What you are asked to do
Every entry needs to be reproduced exactly.

Data entries
----------
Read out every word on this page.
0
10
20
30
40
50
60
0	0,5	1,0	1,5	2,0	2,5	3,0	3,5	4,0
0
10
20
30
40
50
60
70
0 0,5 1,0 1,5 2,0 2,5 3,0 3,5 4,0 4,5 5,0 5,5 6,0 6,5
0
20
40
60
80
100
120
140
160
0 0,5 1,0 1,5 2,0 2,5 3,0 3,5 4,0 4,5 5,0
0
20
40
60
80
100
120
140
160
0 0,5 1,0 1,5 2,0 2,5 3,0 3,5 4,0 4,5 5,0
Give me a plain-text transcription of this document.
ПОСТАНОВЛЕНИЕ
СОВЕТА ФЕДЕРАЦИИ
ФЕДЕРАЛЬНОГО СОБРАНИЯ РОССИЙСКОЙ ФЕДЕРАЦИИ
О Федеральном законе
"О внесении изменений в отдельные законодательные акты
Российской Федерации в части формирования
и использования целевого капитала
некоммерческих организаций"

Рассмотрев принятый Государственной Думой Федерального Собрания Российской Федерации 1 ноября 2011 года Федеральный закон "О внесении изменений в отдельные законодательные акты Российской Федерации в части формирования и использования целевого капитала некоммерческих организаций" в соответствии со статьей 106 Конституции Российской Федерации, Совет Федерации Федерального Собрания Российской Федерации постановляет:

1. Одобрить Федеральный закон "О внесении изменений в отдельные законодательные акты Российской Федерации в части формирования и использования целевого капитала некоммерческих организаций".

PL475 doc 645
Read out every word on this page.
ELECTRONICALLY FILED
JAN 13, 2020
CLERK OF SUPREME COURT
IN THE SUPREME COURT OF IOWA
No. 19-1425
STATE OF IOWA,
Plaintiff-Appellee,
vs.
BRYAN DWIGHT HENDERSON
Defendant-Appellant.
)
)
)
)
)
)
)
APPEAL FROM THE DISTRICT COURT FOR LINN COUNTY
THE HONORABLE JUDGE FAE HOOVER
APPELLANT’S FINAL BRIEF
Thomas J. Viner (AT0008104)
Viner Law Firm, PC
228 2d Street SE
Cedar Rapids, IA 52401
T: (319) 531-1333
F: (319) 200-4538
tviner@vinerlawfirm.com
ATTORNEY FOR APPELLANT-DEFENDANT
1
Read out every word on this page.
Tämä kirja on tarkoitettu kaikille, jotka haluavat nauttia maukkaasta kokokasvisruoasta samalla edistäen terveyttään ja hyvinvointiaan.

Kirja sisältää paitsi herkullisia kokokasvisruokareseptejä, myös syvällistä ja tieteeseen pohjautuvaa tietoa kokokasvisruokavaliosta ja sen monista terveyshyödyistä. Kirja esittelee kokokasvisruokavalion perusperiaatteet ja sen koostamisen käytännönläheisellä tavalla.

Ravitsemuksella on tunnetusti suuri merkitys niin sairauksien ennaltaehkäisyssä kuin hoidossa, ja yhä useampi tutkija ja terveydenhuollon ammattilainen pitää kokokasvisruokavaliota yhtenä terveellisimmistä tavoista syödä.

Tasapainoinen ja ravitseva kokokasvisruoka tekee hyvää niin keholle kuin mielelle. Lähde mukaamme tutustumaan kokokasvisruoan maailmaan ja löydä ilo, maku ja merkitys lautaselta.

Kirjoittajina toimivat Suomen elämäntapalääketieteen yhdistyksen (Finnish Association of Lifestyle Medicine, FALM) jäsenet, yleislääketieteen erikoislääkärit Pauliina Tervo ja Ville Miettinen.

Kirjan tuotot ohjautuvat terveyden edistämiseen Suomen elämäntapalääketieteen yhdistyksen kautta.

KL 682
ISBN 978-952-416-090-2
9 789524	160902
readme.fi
----------
Correct output
Read out every word on this page.
0
10
20
30
40
50
60
0	0,5	1,0	1,5	2,0	2,5	3,0	3,5	4,0
0
10
20
30
40
50
60
70
0 0,5 1,0 1,5 2,0 2,5 3,0 3,5 4,0 4,5 5,0 5,5 6,0 6,5
0
20
40
60
80
100
120
140
160
0 0,5 1,0 1,5 2,0 2,5 3,0 3,5 4,0 4,5 5,0
0
20
40
60
80
100
120
140
160
0 0,5 1,0 1,5 2,0 2,5 3,0 3,5 4,0 4,5 5,0
Give me a plain-text transcription of this document.
ПОСТАНОВЛЕНИЕ
СОВЕТА ФЕДЕРАЦИИ
ФЕДЕРАЛЬНОГО СОБРАНИЯ РОССИЙСКОЙ ФЕДЕРАЦИИ
О Федеральном законе
"О внесении изменений в отдельные законодательные акты
Российской Федерации в части формирования
и использования целевого капитала
некоммерческих организаций"

Рассмотрев принятый Государственной Думой Федерального Собрания Российской Федерации 1 ноября 2011 года Федеральный закон "О внесении изменений в отдельные законодательные акты Российской Федерации в части формирования и использования целевого капитала некоммерческих организаций" в соответствии со статьей 106 Конституции Российской Федерации, Совет Федерации Федерального Собрания Российской Федерации постановляет:

1. Одобрить Федеральный закон "О внесении изменений в отдельные законодательные акты Российской Федерации в части формирования и использования целевого капитала некоммерческих организаций".

PL475 doc 645
Read out every word on this page.
ELECTRONICALLY FILED
JAN 13, 2020
CLERK OF SUPREME COURT
IN THE SUPREME COURT OF IOWA
No. 19-1425
STATE OF IOWA,
Plaintiff-Appellee,
vs.
BRYAN DWIGHT HENDERSON
Defendant-Appellant.
)
)
)
)
)
)
)
APPEAL FROM THE DISTRICT COURT FOR LINN COUNTY
THE HONORABLE JUDGE FAE HOOVER
APPELLANT’S FINAL BRIEF
Thomas J. Viner (AT0008104)
Viner Law Firm, PC
228 2d Street SE
Cedar Rapids, IA 52401
T: (319) 531-1333
F: (319) 200-4538
tviner@vinerlawfirm.com
ATTORNEY FOR APPELLANT-DEFENDANT
1
Read out every word on this page.
Tämä kirja on tarkoitettu kaikille, jotka haluavat nauttia maukkaasta kokokasvisruoasta samalla edistäen terveyttään ja hyvinvointiaan.

Kirja sisältää paitsi herkullisia kokokasvisruokareseptejä, myös syvällistä ja tieteeseen pohjautuvaa tietoa kokokasvisruokavaliosta ja sen monista terveyshyödyistä. Kirja esittelee kokokasvisruokavalion perusperiaatteet ja sen koostamisen käytännönläheisellä tavalla.

Ravitsemuksella on tunnetusti suuri merkitys niin sairauksien ennaltaehkäisyssä kuin hoidossa, ja yhä useampi tutkija ja terveydenhuollon ammattilainen pitää kokokasvisruokavaliota yhtenä terveellisimmistä tavoista syödä.

Tasapainoinen ja ravitseva kokokasvisruoka tekee hyvää niin keholle kuin mielelle. Lähde mukaamme tutustumaan kokokasvisruoan maailmaan ja löydä ilo, maku ja merkitys lautaselta.

Kirjoittajina toimivat Suomen elämäntapalääketieteen yhdistyksen (Finnish Association of Lifestyle Medicine, FALM) jäsenet, yleislääketieteen erikoislääkärit Pauliina Tervo ja Ville Miettinen.

Kirjan tuotot ohjautuvat terveyden edistämiseen Suomen elämäntapalääketieteen yhdistyksen kautta.

KL 682
ISBN 978-952-416-090-2
9 789524	160902
readme.fi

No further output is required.